Begin

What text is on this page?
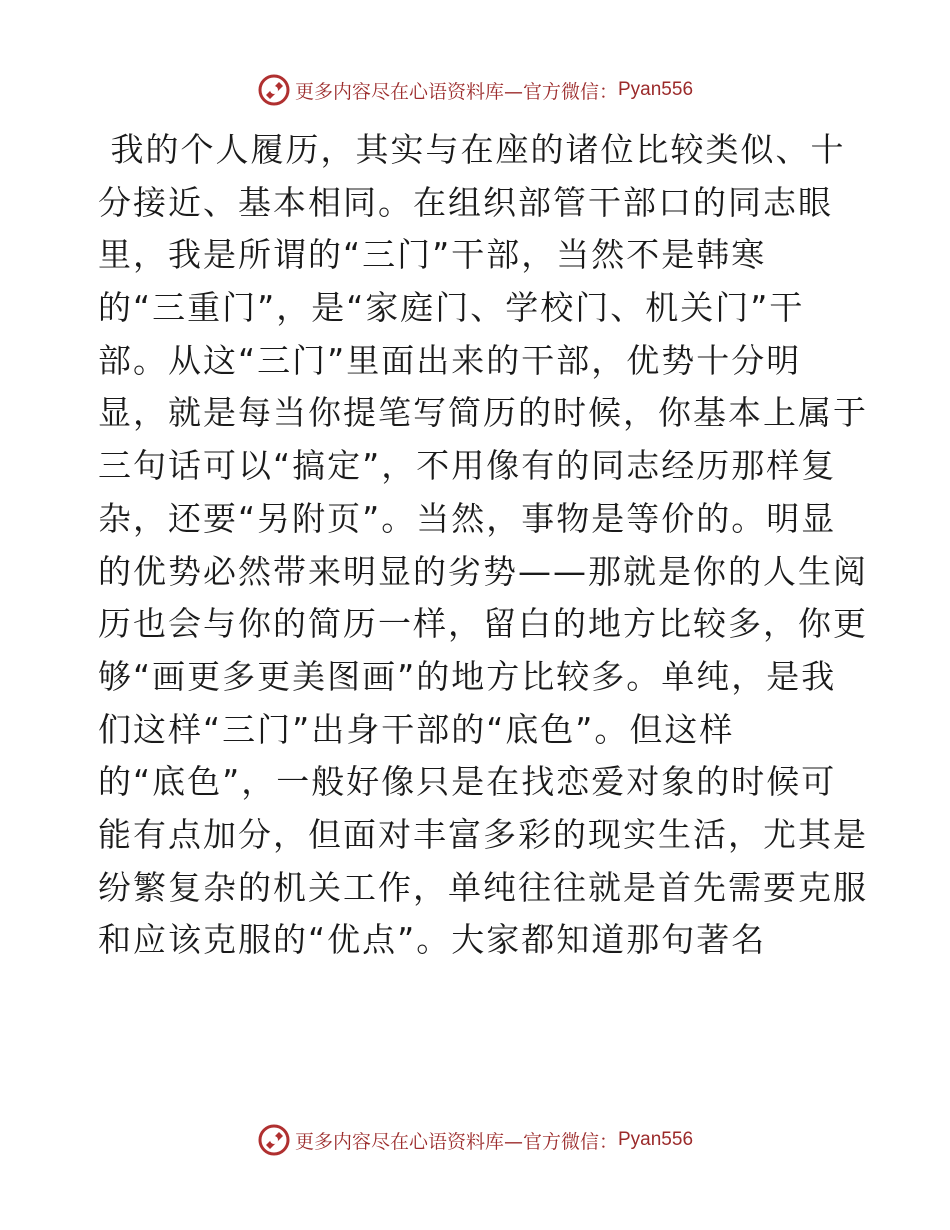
更多内容尽在心语资料库—官方微信： Pyan556
我的个人履历，其实与在座的诸位比较类似、十
分接近、基本相同。在组织部管干部口的同志眼
里，我是所谓的“三门”干部，当然不是韩寒
的“三重门”，是“家庭门、学校门、机关门”干
部。从这“三门”里面出来的干部，优势十分明
显，就是每当你提笔写简历的时候，你基本上属于
三句话可以“搞定”，不用像有的同志经历那样复
杂，还要“另附页”。当然，事物是等价的。明显
的优势必然带来明显的劣势——那就是你的人生阅
历也会与你的简历一样，留白的地方比较多，你更
够“画更多更美图画”的地方比较多。单纯，是我
们这样“三门”出身干部的“底色”。但这样
的“底色”，一般好像只是在找恋爱对象的时候可
能有点加分，但面对丰富多彩的现实生活，尤其是
纷繁复杂的机关工作，单纯往往就是首先需要克服
和应该克服的“优点”。大家都知道那句著名
更多内容尽在心语资料库—官方微信： Pyan556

End

*Instruction*.
Quote each record exactly as it stands, minus the pictures.

*Written reply*.
What text is on this page?
更多内容尽在心语资料库—官方微信： Pyan556
我的个人履历，其实与在座的诸位比较类似、十
分接近、基本相同。在组织部管干部口的同志眼
里，我是所谓的“三门”干部，当然不是韩寒
的“三重门”，是“家庭门、学校门、机关门”干
部。从这“三门”里面出来的干部，优势十分明
显，就是每当你提笔写简历的时候，你基本上属于
三句话可以“搞定”，不用像有的同志经历那样复
杂，还要“另附页”。当然，事物是等价的。明显
的优势必然带来明显的劣势——那就是你的人生阅
历也会与你的简历一样，留白的地方比较多，你更
够“画更多更美图画”的地方比较多。单纯，是我
们这样“三门”出身干部的“底色”。但这样
的“底色”，一般好像只是在找恋爱对象的时候可
能有点加分，但面对丰富多彩的现实生活，尤其是
纷繁复杂的机关工作，单纯往往就是首先需要克服
和应该克服的“优点”。大家都知道那句著名
更多内容尽在心语资料库—官方微信： Pyan556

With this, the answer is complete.